# START OF Dataset records

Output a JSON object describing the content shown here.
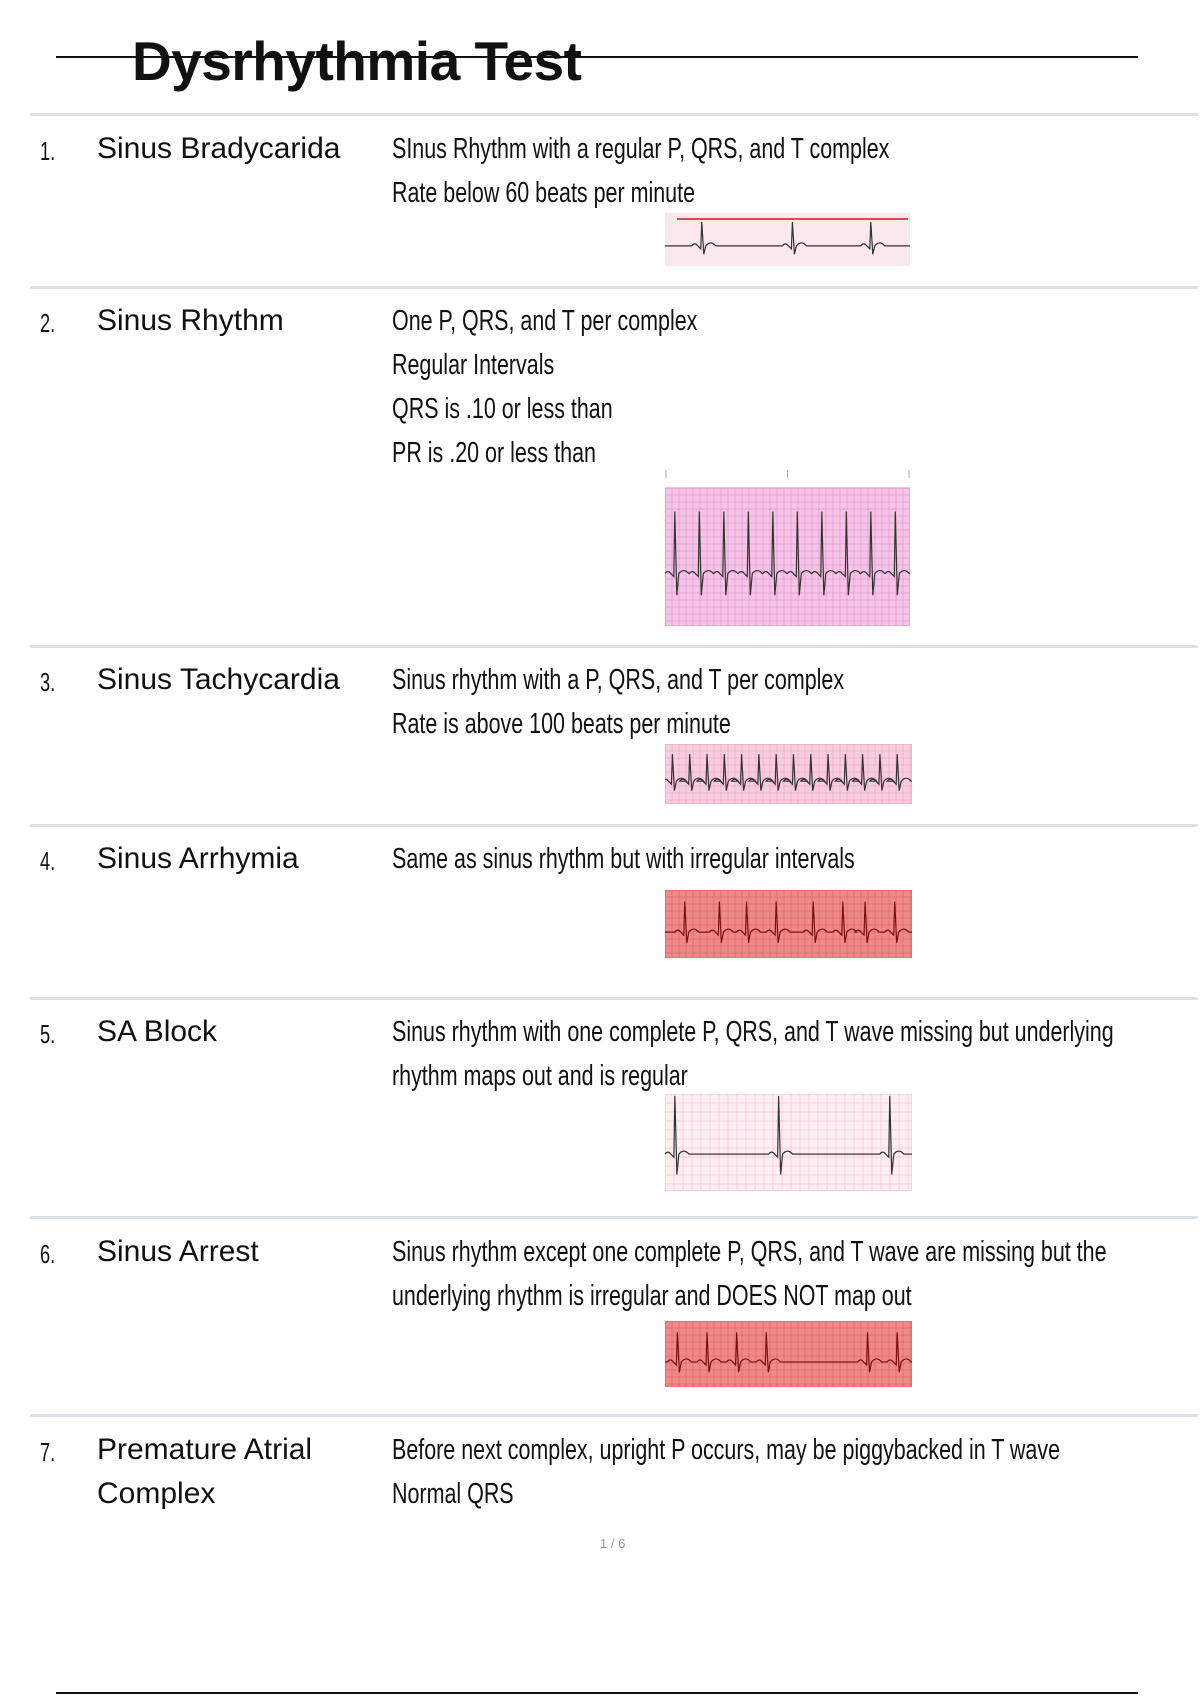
{
  "title": "Dysrhythmia Test",
  "items": [
    {
      "number": "1.",
      "name": "Sinus Bradycarida",
      "lines": [
        "SInus Rhythm with a regular P, QRS, and T complex",
        "Rate below 60 beats per minute"
      ]
    },
    {
      "number": "2.",
      "name": "Sinus Rhythm",
      "lines": [
        "One P, QRS, and T per complex",
        "Regular Intervals",
        "QRS is .10 or less than",
        "PR is .20 or less than"
      ]
    },
    {
      "number": "3.",
      "name": "Sinus Tachycardia",
      "lines": [
        "Sinus rhythm with a P, QRS, and T per complex",
        "Rate is above 100 beats per minute"
      ]
    },
    {
      "number": "4.",
      "name": "Sinus Arrhymia",
      "lines": [
        "Same as sinus rhythm but with irregular intervals"
      ]
    },
    {
      "number": "5.",
      "name": "SA Block",
      "lines": [
        "Sinus rhythm with one complete P, QRS, and T wave missing but underlying",
        "rhythm maps out and is regular"
      ]
    },
    {
      "number": "6.",
      "name": "Sinus Arrest",
      "lines": [
        "Sinus rhythm except one complete P, QRS, and T wave are missing but the",
        "underlying rhythm is irregular and DOES NOT map out"
      ]
    },
    {
      "number": "7.",
      "name_lines": [
        "Premature Atrial",
        "Complex"
      ],
      "lines": [
        "Before next complex, upright P occurs, may be piggybacked in T wave",
        "Normal QRS"
      ]
    }
  ],
  "page_indicator": "1 / 6",
  "colors": {
    "separator": "#dde1e8",
    "ecg_pale_bg": "#fbe8ec",
    "ecg_pink_bg": "#f6c4e6",
    "ecg_red_bg": "#ee8a8a",
    "ecg_trace": "#333333"
  }
}
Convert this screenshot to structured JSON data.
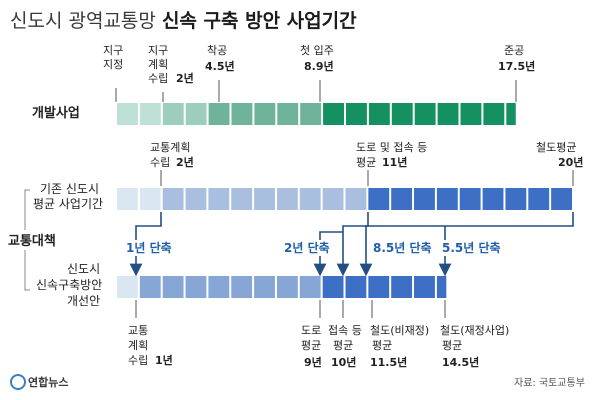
{
  "title": {
    "light": "신도시 광역교통망",
    "bold": "신속 구축 방안 사업기간"
  },
  "dev": {
    "label": "개발사업",
    "milestones": [
      {
        "line1": "지구",
        "line2": "지정",
        "line3": "",
        "value": ""
      },
      {
        "line1": "지구",
        "line2": "계획",
        "line3": "수립",
        "value": "2년"
      },
      {
        "line1": "착공",
        "line2": "",
        "line3": "",
        "value": "4.5년"
      },
      {
        "line1": "첫 입주",
        "line2": "",
        "line3": "",
        "value": "8.9년"
      },
      {
        "line1": "준공",
        "line2": "",
        "line3": "",
        "value": "17.5년"
      }
    ]
  },
  "transport": {
    "group_label": "교통대책",
    "existing": {
      "label_line1": "기존 신도시",
      "label_line2": "평균 사업기간",
      "top_labels": [
        {
          "line1": "교통계획",
          "line2": "수립",
          "value": "2년"
        },
        {
          "line1": "도로 및 접속 등",
          "line2": "평균",
          "value": "11년"
        },
        {
          "line1": "철도평균",
          "line2": "",
          "value": "20년"
        }
      ]
    },
    "reductions": [
      "1년 단축",
      "2년 단축",
      "8.5년 단축",
      "5.5년 단축"
    ],
    "new_plan": {
      "label_line1": "신도시",
      "label_line2": "신속구축방안",
      "label_line3": "개선안",
      "bottom_labels": [
        {
          "line1": "교통",
          "line2": "계획",
          "line3": "수립",
          "value": "1년"
        },
        {
          "line1": "도로",
          "line2": "평균",
          "line3": "",
          "value": "9년"
        },
        {
          "line1": "접속 등",
          "line2": "평균",
          "line3": "",
          "value": "10년"
        },
        {
          "line1": "철도(비재정)",
          "line2": "평균",
          "line3": "",
          "value": "11.5년"
        },
        {
          "line1": "철도(재정사업)",
          "line2": "평균",
          "line3": "",
          "value": "14.5년"
        }
      ]
    }
  },
  "footer": {
    "logo": "연합뉴스",
    "source": "자료: 국토교통부"
  },
  "colors": {
    "dev_light": "#bfe0d6",
    "dev_mid": "#6fb39a",
    "dev_dark": "#159061",
    "blue_pale": "#dbe6f3",
    "blue_light": "#a9bfe0",
    "blue_mid": "#86a6d6",
    "blue_dark": "#3d70c4",
    "arrow": "#234e83"
  }
}
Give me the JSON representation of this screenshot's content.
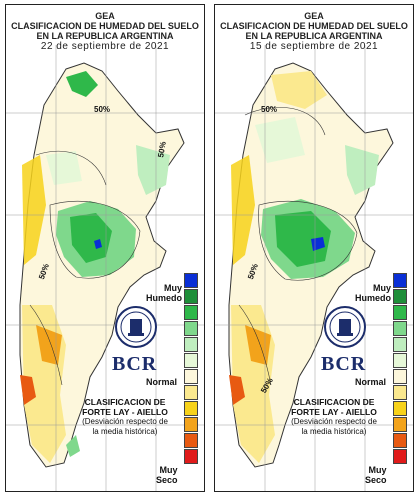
{
  "panels": [
    {
      "org": "GEA",
      "title_line1": "CLASIFICACION DE HUMEDAD DEL SUELO",
      "title_line2": "EN LA REPUBLICA ARGENTINA",
      "date": "22 de septiembre de 2021"
    },
    {
      "org": "GEA",
      "title_line1": "CLASIFICACION DE HUMEDAD DEL SUELO",
      "title_line2": "EN LA REPUBLICA ARGENTINA",
      "date": "15 de septiembre de 2021"
    }
  ],
  "legend": {
    "top_label_1": "Muy",
    "top_label_2": "Humedo",
    "mid_label": "Normal",
    "bottom_label_1": "Muy",
    "bottom_label_2": "Seco",
    "classes": [
      "#0a2fd6",
      "#1f8f3a",
      "#2fb84a",
      "#7fd88c",
      "#bfeebf",
      "#e6f8d8",
      "#fdf7dc",
      "#fbe98f",
      "#f7d21a",
      "#f2a31b",
      "#e85a12",
      "#e01b1b"
    ]
  },
  "logo": {
    "text": "BCR"
  },
  "classification": {
    "line1": "CLASIFICACION DE",
    "line2": "FORTE LAY - AIELLO",
    "line3": "(Desviación respecto de",
    "line4": "la media histórica)"
  },
  "isolines": {
    "label": "50%"
  }
}
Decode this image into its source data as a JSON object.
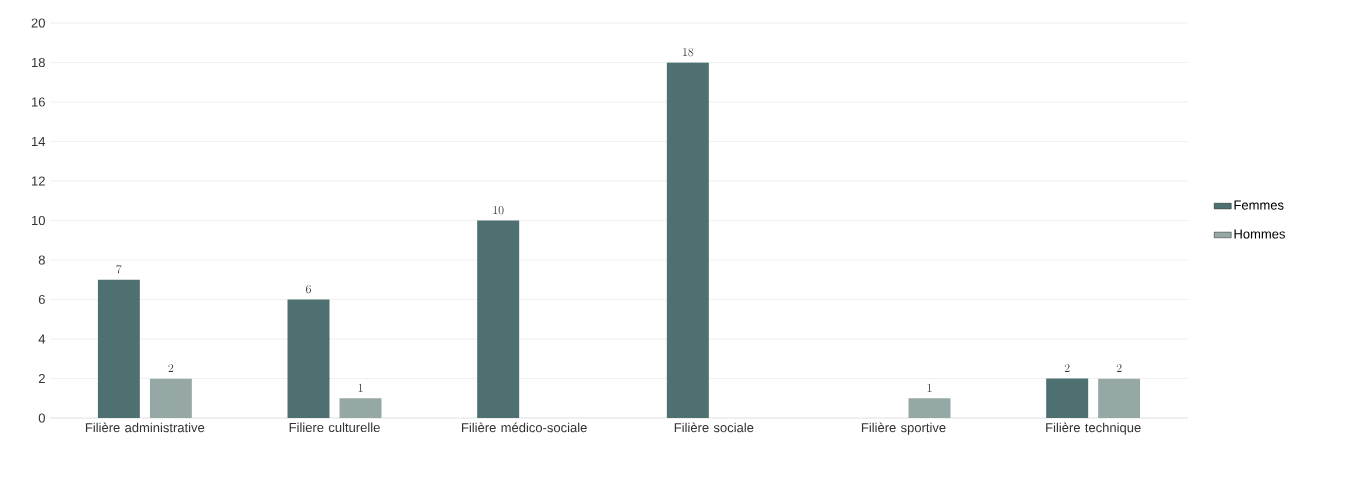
{
  "chart_data": {
    "type": "bar",
    "categories": [
      "Filière administrative",
      "Filiere culturelle",
      "Filière médico-sociale",
      "Filière sociale",
      "Filière sportive",
      "Filière technique"
    ],
    "series": [
      {
        "name": "Femmes",
        "color": "#4e7070",
        "values": [
          7,
          6,
          10,
          18,
          null,
          2
        ]
      },
      {
        "name": "Hommes",
        "color": "#95a8a6",
        "values": [
          2,
          1,
          null,
          null,
          1,
          2
        ]
      }
    ],
    "ylim": [
      0,
      20
    ],
    "yticks": [
      0,
      2,
      4,
      6,
      8,
      10,
      12,
      14,
      16,
      18,
      20
    ],
    "grid": "y",
    "legend": "right",
    "data_labels": true
  }
}
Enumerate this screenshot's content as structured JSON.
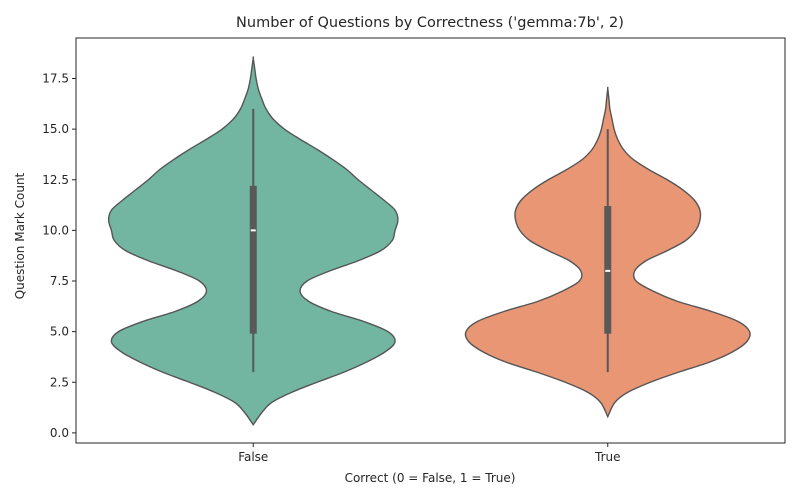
{
  "chart_data": {
    "type": "violin",
    "title": "Number of Questions by Correctness ('gemma:7b', 2)",
    "xlabel": "Correct (0 = False, 1 = True)",
    "ylabel": "Question Mark Count",
    "categories": [
      "False",
      "True"
    ],
    "ylim": [
      -0.5,
      19.5
    ],
    "yticks": [
      "0.0",
      "2.5",
      "5.0",
      "7.5",
      "10.0",
      "12.5",
      "15.0",
      "17.5"
    ],
    "grid": false,
    "colors": {
      "False": "#72b6a1",
      "True": "#e99675",
      "outline": "#555555",
      "inner": "#595959",
      "median": "#ffffff"
    },
    "violins": [
      {
        "category": "False",
        "box": {
          "whisker_low": 3,
          "q1": 4.9,
          "median": 10,
          "q3": 12.2,
          "whisker_high": 16
        },
        "density_profile": [
          [
            0.4,
            0.0
          ],
          [
            1.0,
            0.06
          ],
          [
            1.5,
            0.13
          ],
          [
            2.0,
            0.27
          ],
          [
            2.5,
            0.45
          ],
          [
            3.0,
            0.64
          ],
          [
            3.5,
            0.8
          ],
          [
            4.0,
            0.93
          ],
          [
            4.5,
            1.0
          ],
          [
            5.0,
            0.95
          ],
          [
            5.5,
            0.78
          ],
          [
            6.0,
            0.55
          ],
          [
            6.5,
            0.39
          ],
          [
            7.0,
            0.33
          ],
          [
            7.5,
            0.38
          ],
          [
            8.0,
            0.54
          ],
          [
            8.5,
            0.74
          ],
          [
            9.0,
            0.9
          ],
          [
            9.5,
            0.98
          ],
          [
            10.0,
            1.0
          ],
          [
            10.5,
            1.02
          ],
          [
            11.0,
            1.0
          ],
          [
            11.5,
            0.92
          ],
          [
            12.0,
            0.83
          ],
          [
            12.5,
            0.74
          ],
          [
            13.0,
            0.66
          ],
          [
            13.5,
            0.56
          ],
          [
            14.0,
            0.45
          ],
          [
            14.5,
            0.33
          ],
          [
            15.0,
            0.22
          ],
          [
            15.5,
            0.14
          ],
          [
            16.0,
            0.09
          ],
          [
            16.5,
            0.06
          ],
          [
            17.0,
            0.035
          ],
          [
            17.5,
            0.02
          ],
          [
            18.0,
            0.01
          ],
          [
            18.5,
            0.0
          ]
        ]
      },
      {
        "category": "True",
        "box": {
          "whisker_low": 3,
          "q1": 4.9,
          "median": 8,
          "q3": 11.2,
          "whisker_high": 15
        },
        "density_profile": [
          [
            0.8,
            0.0
          ],
          [
            1.5,
            0.05
          ],
          [
            2.0,
            0.14
          ],
          [
            2.5,
            0.3
          ],
          [
            3.0,
            0.5
          ],
          [
            3.5,
            0.72
          ],
          [
            4.0,
            0.88
          ],
          [
            4.5,
            0.98
          ],
          [
            5.0,
            1.0
          ],
          [
            5.5,
            0.92
          ],
          [
            6.0,
            0.73
          ],
          [
            6.5,
            0.49
          ],
          [
            7.0,
            0.32
          ],
          [
            7.5,
            0.2
          ],
          [
            8.0,
            0.19
          ],
          [
            8.5,
            0.27
          ],
          [
            9.0,
            0.42
          ],
          [
            9.5,
            0.55
          ],
          [
            10.0,
            0.62
          ],
          [
            10.5,
            0.65
          ],
          [
            11.0,
            0.65
          ],
          [
            11.5,
            0.61
          ],
          [
            12.0,
            0.53
          ],
          [
            12.5,
            0.42
          ],
          [
            13.0,
            0.29
          ],
          [
            13.5,
            0.18
          ],
          [
            14.0,
            0.11
          ],
          [
            14.5,
            0.07
          ],
          [
            15.0,
            0.045
          ],
          [
            15.5,
            0.03
          ],
          [
            16.0,
            0.015
          ],
          [
            16.5,
            0.008
          ],
          [
            17.0,
            0.0
          ]
        ]
      }
    ]
  }
}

# END OF Dataset records

▶ [Set exercise] In the listing above, find each line with the word "septiembre" and copy it.

▶ [Result of this exercise]
      "date": "22 de septiembre de 2021"
      "date": "15 de septiembre de 2021"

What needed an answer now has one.